* start *

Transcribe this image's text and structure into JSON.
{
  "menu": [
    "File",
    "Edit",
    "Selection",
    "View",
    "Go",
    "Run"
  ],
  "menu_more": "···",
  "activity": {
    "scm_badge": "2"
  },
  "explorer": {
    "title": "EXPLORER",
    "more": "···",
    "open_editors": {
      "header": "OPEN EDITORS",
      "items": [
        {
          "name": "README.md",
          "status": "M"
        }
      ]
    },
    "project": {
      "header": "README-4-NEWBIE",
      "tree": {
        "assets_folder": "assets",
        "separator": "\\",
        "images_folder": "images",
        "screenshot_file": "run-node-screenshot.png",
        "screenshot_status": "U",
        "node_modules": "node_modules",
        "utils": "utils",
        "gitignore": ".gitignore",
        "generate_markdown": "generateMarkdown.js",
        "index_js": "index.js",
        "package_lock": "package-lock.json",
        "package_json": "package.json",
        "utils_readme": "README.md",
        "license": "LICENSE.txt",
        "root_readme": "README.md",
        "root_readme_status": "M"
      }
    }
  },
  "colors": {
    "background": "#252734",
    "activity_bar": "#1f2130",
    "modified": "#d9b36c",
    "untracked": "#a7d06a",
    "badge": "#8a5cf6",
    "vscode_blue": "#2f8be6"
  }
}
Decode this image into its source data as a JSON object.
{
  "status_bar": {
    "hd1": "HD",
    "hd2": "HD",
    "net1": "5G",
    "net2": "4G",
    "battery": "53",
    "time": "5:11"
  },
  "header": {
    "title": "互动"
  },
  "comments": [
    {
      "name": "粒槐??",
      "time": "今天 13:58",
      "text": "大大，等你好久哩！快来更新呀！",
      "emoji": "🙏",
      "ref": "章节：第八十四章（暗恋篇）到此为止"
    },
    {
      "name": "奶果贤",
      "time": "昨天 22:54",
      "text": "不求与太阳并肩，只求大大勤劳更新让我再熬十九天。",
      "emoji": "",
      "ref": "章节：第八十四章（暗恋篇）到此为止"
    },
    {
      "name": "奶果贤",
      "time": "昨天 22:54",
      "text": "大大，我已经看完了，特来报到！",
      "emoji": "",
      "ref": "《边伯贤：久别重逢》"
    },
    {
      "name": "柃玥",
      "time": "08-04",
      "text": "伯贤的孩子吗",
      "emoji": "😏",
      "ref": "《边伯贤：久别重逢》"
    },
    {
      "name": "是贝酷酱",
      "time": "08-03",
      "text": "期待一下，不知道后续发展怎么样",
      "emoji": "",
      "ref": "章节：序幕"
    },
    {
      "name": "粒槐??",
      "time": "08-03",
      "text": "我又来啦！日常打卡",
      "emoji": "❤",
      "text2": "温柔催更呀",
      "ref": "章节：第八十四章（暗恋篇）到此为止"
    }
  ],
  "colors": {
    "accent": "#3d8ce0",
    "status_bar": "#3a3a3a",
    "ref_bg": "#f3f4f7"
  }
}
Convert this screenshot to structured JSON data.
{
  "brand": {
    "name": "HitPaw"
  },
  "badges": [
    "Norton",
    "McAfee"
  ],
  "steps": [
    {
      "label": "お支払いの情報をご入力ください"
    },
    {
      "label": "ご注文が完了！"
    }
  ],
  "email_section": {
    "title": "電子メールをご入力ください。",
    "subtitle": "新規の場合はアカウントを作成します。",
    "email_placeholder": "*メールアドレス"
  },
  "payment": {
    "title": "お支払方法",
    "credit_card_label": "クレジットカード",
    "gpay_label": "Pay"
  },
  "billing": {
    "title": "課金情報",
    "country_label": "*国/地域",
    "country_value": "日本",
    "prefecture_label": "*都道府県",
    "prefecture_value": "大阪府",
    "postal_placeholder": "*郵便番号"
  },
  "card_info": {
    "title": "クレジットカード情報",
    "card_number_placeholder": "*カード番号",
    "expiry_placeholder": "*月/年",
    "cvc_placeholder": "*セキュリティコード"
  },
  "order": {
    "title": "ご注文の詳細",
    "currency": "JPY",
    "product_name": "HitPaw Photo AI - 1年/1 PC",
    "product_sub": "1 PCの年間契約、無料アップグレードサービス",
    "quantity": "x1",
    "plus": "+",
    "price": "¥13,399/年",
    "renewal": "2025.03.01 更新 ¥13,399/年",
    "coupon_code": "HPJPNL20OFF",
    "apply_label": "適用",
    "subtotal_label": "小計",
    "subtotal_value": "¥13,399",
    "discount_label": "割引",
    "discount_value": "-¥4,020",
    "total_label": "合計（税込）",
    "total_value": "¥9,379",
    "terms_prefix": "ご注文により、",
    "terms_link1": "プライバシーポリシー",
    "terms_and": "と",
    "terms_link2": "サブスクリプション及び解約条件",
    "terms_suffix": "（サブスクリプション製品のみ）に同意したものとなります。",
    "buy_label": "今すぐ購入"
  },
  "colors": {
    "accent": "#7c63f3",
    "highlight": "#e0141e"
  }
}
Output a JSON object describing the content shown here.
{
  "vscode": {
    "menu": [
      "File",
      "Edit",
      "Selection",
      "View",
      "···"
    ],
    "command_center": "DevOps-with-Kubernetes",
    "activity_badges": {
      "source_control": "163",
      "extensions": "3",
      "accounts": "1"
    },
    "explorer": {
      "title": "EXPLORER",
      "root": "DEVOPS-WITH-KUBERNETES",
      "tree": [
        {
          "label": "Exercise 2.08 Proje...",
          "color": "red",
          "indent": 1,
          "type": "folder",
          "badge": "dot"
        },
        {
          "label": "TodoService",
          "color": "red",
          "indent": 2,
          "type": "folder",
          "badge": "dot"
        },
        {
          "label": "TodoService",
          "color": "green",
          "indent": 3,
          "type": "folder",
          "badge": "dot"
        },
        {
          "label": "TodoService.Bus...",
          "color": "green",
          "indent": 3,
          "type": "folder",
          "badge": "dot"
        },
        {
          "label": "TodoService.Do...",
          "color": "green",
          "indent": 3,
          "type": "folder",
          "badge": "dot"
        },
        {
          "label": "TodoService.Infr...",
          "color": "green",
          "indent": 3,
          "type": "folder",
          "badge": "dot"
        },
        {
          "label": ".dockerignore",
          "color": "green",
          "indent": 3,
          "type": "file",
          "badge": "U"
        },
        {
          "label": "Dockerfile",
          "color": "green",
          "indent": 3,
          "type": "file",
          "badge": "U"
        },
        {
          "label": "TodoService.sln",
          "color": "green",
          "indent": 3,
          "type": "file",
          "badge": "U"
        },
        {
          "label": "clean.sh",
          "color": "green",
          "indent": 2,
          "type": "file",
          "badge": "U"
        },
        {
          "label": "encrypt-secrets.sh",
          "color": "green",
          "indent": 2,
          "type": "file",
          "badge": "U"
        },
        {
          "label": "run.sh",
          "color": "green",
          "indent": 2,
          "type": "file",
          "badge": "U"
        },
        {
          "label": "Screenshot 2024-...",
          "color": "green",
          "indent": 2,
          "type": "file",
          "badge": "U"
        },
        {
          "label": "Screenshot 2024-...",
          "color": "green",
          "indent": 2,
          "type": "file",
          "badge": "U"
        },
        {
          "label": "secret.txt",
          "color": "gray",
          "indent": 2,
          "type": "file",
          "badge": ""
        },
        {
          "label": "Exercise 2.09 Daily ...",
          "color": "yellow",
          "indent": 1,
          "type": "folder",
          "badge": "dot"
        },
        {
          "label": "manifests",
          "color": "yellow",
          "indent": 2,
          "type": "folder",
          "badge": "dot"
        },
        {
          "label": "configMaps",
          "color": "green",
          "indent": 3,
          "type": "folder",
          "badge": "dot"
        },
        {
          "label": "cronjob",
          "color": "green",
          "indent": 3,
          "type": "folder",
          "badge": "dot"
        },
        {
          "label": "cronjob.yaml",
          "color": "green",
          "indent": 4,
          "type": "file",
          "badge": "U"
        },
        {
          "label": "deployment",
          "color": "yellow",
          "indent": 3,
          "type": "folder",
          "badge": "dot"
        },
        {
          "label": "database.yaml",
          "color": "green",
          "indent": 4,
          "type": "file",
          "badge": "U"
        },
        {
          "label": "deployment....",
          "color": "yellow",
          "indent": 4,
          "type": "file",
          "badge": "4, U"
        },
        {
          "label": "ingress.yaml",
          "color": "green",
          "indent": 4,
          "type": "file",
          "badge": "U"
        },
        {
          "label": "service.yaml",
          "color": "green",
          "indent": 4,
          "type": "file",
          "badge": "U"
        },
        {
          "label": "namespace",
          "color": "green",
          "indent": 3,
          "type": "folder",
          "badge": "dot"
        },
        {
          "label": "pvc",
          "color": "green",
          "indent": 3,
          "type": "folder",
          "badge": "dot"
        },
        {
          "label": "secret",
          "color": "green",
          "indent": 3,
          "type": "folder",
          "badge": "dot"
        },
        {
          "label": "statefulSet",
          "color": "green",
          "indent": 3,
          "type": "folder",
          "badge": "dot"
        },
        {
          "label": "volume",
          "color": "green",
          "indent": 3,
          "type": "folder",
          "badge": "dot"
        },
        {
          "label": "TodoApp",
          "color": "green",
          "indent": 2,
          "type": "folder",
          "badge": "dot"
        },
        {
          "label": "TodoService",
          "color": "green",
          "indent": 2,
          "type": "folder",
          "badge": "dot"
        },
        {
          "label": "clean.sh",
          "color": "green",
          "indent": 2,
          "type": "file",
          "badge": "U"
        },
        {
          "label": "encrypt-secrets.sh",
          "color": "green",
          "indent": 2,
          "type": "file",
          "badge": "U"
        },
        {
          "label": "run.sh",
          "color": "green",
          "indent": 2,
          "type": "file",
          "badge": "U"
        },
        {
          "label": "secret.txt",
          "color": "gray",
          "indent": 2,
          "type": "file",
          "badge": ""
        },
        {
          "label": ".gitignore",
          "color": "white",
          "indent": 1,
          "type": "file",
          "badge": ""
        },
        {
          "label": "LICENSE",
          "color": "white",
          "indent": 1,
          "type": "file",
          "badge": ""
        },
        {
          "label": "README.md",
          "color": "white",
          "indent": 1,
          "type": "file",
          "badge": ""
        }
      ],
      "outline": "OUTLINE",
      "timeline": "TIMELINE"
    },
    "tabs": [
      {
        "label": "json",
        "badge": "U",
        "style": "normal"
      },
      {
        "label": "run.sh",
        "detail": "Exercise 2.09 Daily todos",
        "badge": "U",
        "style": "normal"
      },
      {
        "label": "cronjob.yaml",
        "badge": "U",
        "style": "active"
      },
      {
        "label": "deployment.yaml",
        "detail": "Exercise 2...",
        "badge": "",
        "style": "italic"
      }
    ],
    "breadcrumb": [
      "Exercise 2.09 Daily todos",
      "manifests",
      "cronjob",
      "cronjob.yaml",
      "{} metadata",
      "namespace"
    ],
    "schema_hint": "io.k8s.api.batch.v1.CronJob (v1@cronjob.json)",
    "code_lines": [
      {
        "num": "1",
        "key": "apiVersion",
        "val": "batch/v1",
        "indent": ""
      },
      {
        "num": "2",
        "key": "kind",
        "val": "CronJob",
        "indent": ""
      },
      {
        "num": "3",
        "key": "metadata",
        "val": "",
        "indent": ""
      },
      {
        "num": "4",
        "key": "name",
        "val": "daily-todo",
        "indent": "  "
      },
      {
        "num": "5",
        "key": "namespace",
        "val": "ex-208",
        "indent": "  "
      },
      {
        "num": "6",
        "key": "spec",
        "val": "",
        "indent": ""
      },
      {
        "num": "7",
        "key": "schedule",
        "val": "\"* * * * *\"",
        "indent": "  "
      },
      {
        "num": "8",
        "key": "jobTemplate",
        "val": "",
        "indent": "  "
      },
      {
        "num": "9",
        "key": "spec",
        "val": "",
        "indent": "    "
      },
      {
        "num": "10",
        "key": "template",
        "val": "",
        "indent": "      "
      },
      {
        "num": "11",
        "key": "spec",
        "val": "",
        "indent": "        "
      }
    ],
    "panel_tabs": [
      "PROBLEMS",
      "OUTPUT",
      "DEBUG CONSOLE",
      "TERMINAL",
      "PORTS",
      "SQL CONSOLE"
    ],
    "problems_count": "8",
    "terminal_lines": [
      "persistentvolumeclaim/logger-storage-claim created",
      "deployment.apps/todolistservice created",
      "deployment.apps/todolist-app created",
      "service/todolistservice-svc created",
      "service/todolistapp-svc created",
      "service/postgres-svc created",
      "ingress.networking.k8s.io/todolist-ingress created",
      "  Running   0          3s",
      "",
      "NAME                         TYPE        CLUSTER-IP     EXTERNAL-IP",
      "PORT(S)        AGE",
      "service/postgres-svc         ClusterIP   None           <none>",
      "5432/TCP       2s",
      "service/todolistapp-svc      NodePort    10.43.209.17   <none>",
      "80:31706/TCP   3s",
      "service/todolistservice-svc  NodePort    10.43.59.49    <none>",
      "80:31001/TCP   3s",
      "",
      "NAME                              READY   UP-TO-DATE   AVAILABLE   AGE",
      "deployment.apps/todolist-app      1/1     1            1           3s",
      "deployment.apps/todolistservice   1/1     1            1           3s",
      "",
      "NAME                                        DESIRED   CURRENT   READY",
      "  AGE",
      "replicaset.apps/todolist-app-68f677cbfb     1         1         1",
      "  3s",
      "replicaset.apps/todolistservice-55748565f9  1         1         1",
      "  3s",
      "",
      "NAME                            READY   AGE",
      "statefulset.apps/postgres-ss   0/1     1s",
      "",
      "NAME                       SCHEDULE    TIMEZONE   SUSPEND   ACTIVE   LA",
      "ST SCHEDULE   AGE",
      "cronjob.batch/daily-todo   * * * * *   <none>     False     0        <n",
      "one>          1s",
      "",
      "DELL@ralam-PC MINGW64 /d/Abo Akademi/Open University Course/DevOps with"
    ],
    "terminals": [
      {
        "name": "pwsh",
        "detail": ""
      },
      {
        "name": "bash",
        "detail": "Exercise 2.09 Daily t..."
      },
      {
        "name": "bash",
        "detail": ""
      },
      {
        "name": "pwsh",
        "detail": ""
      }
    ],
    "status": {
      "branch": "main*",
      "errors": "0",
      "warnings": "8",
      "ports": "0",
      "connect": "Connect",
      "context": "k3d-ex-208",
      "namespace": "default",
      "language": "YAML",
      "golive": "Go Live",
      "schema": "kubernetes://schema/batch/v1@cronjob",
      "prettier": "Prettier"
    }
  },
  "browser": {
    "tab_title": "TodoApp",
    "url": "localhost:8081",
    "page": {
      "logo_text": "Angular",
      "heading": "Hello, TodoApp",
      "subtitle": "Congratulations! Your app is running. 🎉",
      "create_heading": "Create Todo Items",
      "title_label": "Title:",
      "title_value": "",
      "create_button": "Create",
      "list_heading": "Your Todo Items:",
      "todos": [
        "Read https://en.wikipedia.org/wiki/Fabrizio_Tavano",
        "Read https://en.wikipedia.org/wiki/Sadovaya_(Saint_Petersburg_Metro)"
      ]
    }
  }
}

* end *

* _JOB_
Gather every line from the listing above in which "NodePort" appears, and copy those lines.

* _ANSWER FOR THIS EXERCISE_
      "service/todolistapp-svc      NodePort    10.43.209.17   <none>",
      "service/todolistservice-svc  NodePort    10.43.59.49    <none>",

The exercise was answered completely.